*WORK TO BE COMPLETED*
Return each entry exactly, omitting nothing.

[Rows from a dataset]
* START *
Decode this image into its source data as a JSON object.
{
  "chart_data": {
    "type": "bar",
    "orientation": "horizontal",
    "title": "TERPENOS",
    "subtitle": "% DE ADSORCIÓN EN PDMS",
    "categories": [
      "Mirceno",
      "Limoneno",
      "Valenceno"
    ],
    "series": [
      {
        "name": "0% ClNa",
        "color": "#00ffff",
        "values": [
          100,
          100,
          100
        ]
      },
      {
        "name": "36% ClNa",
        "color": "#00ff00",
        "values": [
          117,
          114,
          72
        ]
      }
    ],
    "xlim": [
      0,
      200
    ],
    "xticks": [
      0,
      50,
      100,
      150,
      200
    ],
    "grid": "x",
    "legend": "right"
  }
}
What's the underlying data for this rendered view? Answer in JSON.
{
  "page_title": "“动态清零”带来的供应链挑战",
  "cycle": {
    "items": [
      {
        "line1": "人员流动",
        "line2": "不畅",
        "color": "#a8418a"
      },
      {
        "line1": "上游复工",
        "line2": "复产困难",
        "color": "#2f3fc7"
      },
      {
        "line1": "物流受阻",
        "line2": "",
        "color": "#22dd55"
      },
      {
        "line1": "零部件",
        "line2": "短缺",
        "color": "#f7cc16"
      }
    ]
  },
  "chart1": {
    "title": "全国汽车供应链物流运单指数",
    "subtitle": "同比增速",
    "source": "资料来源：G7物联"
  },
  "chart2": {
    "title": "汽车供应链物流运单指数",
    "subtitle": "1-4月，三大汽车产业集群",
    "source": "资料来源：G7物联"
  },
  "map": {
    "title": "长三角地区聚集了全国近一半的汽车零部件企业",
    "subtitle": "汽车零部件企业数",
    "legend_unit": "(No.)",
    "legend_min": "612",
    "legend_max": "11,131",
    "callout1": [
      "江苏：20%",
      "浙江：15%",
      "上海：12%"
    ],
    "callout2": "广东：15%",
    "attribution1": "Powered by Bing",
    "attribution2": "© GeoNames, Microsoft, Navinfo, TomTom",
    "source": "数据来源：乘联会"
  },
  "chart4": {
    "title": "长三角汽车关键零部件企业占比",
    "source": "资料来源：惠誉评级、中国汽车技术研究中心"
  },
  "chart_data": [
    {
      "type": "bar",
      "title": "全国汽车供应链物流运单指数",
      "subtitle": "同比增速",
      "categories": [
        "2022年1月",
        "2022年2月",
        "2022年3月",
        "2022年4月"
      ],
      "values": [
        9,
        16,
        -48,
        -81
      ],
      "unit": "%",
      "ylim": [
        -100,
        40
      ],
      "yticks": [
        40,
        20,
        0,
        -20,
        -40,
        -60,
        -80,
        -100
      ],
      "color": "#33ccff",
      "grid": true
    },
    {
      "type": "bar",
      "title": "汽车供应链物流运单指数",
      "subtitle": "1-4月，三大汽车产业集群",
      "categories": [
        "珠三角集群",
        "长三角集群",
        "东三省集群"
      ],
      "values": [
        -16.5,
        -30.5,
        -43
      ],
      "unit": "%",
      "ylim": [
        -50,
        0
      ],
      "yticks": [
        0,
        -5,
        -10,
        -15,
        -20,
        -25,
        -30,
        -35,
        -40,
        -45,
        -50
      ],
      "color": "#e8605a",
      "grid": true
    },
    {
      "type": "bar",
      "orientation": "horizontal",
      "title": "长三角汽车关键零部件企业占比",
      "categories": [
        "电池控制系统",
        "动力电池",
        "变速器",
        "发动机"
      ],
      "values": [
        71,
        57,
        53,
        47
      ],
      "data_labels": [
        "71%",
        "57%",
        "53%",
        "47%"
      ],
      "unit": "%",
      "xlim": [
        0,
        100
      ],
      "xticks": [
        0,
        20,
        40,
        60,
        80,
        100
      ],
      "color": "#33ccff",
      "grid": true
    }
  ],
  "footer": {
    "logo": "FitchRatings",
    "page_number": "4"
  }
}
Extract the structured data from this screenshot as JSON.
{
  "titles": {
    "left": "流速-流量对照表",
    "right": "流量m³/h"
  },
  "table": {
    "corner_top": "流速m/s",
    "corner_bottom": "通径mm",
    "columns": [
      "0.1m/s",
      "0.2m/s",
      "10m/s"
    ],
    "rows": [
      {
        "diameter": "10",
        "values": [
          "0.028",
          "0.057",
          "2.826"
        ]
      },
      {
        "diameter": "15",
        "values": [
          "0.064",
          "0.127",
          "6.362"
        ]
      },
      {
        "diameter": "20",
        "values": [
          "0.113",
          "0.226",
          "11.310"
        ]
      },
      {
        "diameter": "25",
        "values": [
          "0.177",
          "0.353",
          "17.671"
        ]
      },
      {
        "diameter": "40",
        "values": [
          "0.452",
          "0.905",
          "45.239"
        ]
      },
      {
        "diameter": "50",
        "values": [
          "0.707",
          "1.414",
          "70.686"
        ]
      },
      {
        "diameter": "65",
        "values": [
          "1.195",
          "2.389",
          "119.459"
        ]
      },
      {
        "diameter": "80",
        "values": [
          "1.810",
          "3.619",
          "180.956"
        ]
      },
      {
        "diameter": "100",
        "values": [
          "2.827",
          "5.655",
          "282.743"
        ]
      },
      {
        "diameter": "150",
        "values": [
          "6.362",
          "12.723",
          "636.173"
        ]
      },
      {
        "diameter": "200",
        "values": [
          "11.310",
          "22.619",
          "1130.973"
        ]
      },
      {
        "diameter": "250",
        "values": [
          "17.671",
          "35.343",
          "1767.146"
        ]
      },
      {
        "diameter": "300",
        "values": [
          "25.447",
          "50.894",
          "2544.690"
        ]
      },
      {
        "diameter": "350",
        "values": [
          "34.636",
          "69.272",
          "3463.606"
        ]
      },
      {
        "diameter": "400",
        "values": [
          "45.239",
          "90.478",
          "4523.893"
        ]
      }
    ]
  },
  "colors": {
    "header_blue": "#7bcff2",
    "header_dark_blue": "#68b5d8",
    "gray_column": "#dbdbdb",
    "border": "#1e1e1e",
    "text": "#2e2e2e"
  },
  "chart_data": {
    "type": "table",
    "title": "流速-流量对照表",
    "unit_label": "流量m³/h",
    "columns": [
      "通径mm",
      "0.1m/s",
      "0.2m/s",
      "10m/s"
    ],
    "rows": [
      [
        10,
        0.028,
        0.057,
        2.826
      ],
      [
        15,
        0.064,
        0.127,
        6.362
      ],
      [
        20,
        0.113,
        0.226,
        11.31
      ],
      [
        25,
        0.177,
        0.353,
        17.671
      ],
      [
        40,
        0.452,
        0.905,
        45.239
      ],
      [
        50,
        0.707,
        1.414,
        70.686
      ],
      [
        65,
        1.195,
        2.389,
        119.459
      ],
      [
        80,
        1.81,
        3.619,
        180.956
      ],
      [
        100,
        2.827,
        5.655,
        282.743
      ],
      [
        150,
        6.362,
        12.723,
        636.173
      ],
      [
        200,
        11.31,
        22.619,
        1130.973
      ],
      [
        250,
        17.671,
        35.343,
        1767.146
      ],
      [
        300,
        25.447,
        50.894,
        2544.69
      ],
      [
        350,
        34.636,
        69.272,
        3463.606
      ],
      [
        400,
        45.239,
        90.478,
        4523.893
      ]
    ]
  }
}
* END *
*ANSWER TO THE EXERCISE*
Decode this image into its source data as a JSON object.
{
  "chart_data": {
    "type": "bar",
    "orientation": "horizontal",
    "title": "TERPENOS",
    "subtitle": "% DE ADSORCIÓN EN PDMS",
    "categories": [
      "Mirceno",
      "Limoneno",
      "Valenceno"
    ],
    "series": [
      {
        "name": "0% ClNa",
        "color": "#00ffff",
        "values": [
          100,
          100,
          100
        ]
      },
      {
        "name": "36% ClNa",
        "color": "#00ff00",
        "values": [
          117,
          114,
          72
        ]
      }
    ],
    "xlim": [
      0,
      200
    ],
    "xticks": [
      0,
      50,
      100,
      150,
      200
    ],
    "grid": "x",
    "legend": "right"
  }
}
What's the underlying data for this rendered view? Answer in JSON.
{
  "page_title": "“动态清零”带来的供应链挑战",
  "cycle": {
    "items": [
      {
        "line1": "人员流动",
        "line2": "不畅",
        "color": "#a8418a"
      },
      {
        "line1": "上游复工",
        "line2": "复产困难",
        "color": "#2f3fc7"
      },
      {
        "line1": "物流受阻",
        "line2": "",
        "color": "#22dd55"
      },
      {
        "line1": "零部件",
        "line2": "短缺",
        "color": "#f7cc16"
      }
    ]
  },
  "chart1": {
    "title": "全国汽车供应链物流运单指数",
    "subtitle": "同比增速",
    "source": "资料来源：G7物联"
  },
  "chart2": {
    "title": "汽车供应链物流运单指数",
    "subtitle": "1-4月，三大汽车产业集群",
    "source": "资料来源：G7物联"
  },
  "map": {
    "title": "长三角地区聚集了全国近一半的汽车零部件企业",
    "subtitle": "汽车零部件企业数",
    "legend_unit": "(No.)",
    "legend_min": "612",
    "legend_max": "11,131",
    "callout1": [
      "江苏：20%",
      "浙江：15%",
      "上海：12%"
    ],
    "callout2": "广东：15%",
    "attribution1": "Powered by Bing",
    "attribution2": "© GeoNames, Microsoft, Navinfo, TomTom",
    "source": "数据来源：乘联会"
  },
  "chart4": {
    "title": "长三角汽车关键零部件企业占比",
    "source": "资料来源：惠誉评级、中国汽车技术研究中心"
  },
  "chart_data": [
    {
      "type": "bar",
      "title": "全国汽车供应链物流运单指数",
      "subtitle": "同比增速",
      "categories": [
        "2022年1月",
        "2022年2月",
        "2022年3月",
        "2022年4月"
      ],
      "values": [
        9,
        16,
        -48,
        -81
      ],
      "unit": "%",
      "ylim": [
        -100,
        40
      ],
      "yticks": [
        40,
        20,
        0,
        -20,
        -40,
        -60,
        -80,
        -100
      ],
      "color": "#33ccff",
      "grid": true
    },
    {
      "type": "bar",
      "title": "汽车供应链物流运单指数",
      "subtitle": "1-4月，三大汽车产业集群",
      "categories": [
        "珠三角集群",
        "长三角集群",
        "东三省集群"
      ],
      "values": [
        -16.5,
        -30.5,
        -43
      ],
      "unit": "%",
      "ylim": [
        -50,
        0
      ],
      "yticks": [
        0,
        -5,
        -10,
        -15,
        -20,
        -25,
        -30,
        -35,
        -40,
        -45,
        -50
      ],
      "color": "#e8605a",
      "grid": true
    },
    {
      "type": "bar",
      "orientation": "horizontal",
      "title": "长三角汽车关键零部件企业占比",
      "categories": [
        "电池控制系统",
        "动力电池",
        "变速器",
        "发动机"
      ],
      "values": [
        71,
        57,
        53,
        47
      ],
      "data_labels": [
        "71%",
        "57%",
        "53%",
        "47%"
      ],
      "unit": "%",
      "xlim": [
        0,
        100
      ],
      "xticks": [
        0,
        20,
        40,
        60,
        80,
        100
      ],
      "color": "#33ccff",
      "grid": true
    }
  ],
  "footer": {
    "logo": "FitchRatings",
    "page_number": "4"
  }
}
Extract the structured data from this screenshot as JSON.
{
  "titles": {
    "left": "流速-流量对照表",
    "right": "流量m³/h"
  },
  "table": {
    "corner_top": "流速m/s",
    "corner_bottom": "通径mm",
    "columns": [
      "0.1m/s",
      "0.2m/s",
      "10m/s"
    ],
    "rows": [
      {
        "diameter": "10",
        "values": [
          "0.028",
          "0.057",
          "2.826"
        ]
      },
      {
        "diameter": "15",
        "values": [
          "0.064",
          "0.127",
          "6.362"
        ]
      },
      {
        "diameter": "20",
        "values": [
          "0.113",
          "0.226",
          "11.310"
        ]
      },
      {
        "diameter": "25",
        "values": [
          "0.177",
          "0.353",
          "17.671"
        ]
      },
      {
        "diameter": "40",
        "values": [
          "0.452",
          "0.905",
          "45.239"
        ]
      },
      {
        "diameter": "50",
        "values": [
          "0.707",
          "1.414",
          "70.686"
        ]
      },
      {
        "diameter": "65",
        "values": [
          "1.195",
          "2.389",
          "119.459"
        ]
      },
      {
        "diameter": "80",
        "values": [
          "1.810",
          "3.619",
          "180.956"
        ]
      },
      {
        "diameter": "100",
        "values": [
          "2.827",
          "5.655",
          "282.743"
        ]
      },
      {
        "diameter": "150",
        "values": [
          "6.362",
          "12.723",
          "636.173"
        ]
      },
      {
        "diameter": "200",
        "values": [
          "11.310",
          "22.619",
          "1130.973"
        ]
      },
      {
        "diameter": "250",
        "values": [
          "17.671",
          "35.343",
          "1767.146"
        ]
      },
      {
        "diameter": "300",
        "values": [
          "25.447",
          "50.894",
          "2544.690"
        ]
      },
      {
        "diameter": "350",
        "values": [
          "34.636",
          "69.272",
          "3463.606"
        ]
      },
      {
        "diameter": "400",
        "values": [
          "45.239",
          "90.478",
          "4523.893"
        ]
      }
    ]
  },
  "colors": {
    "header_blue": "#7bcff2",
    "header_dark_blue": "#68b5d8",
    "gray_column": "#dbdbdb",
    "border": "#1e1e1e",
    "text": "#2e2e2e"
  },
  "chart_data": {
    "type": "table",
    "title": "流速-流量对照表",
    "unit_label": "流量m³/h",
    "columns": [
      "通径mm",
      "0.1m/s",
      "0.2m/s",
      "10m/s"
    ],
    "rows": [
      [
        10,
        0.028,
        0.057,
        2.826
      ],
      [
        15,
        0.064,
        0.127,
        6.362
      ],
      [
        20,
        0.113,
        0.226,
        11.31
      ],
      [
        25,
        0.177,
        0.353,
        17.671
      ],
      [
        40,
        0.452,
        0.905,
        45.239
      ],
      [
        50,
        0.707,
        1.414,
        70.686
      ],
      [
        65,
        1.195,
        2.389,
        119.459
      ],
      [
        80,
        1.81,
        3.619,
        180.956
      ],
      [
        100,
        2.827,
        5.655,
        282.743
      ],
      [
        150,
        6.362,
        12.723,
        636.173
      ],
      [
        200,
        11.31,
        22.619,
        1130.973
      ],
      [
        250,
        17.671,
        35.343,
        1767.146
      ],
      [
        300,
        25.447,
        50.894,
        2544.69
      ],
      [
        350,
        34.636,
        69.272,
        3463.606
      ],
      [
        400,
        45.239,
        90.478,
        4523.893
      ]
    ]
  }
}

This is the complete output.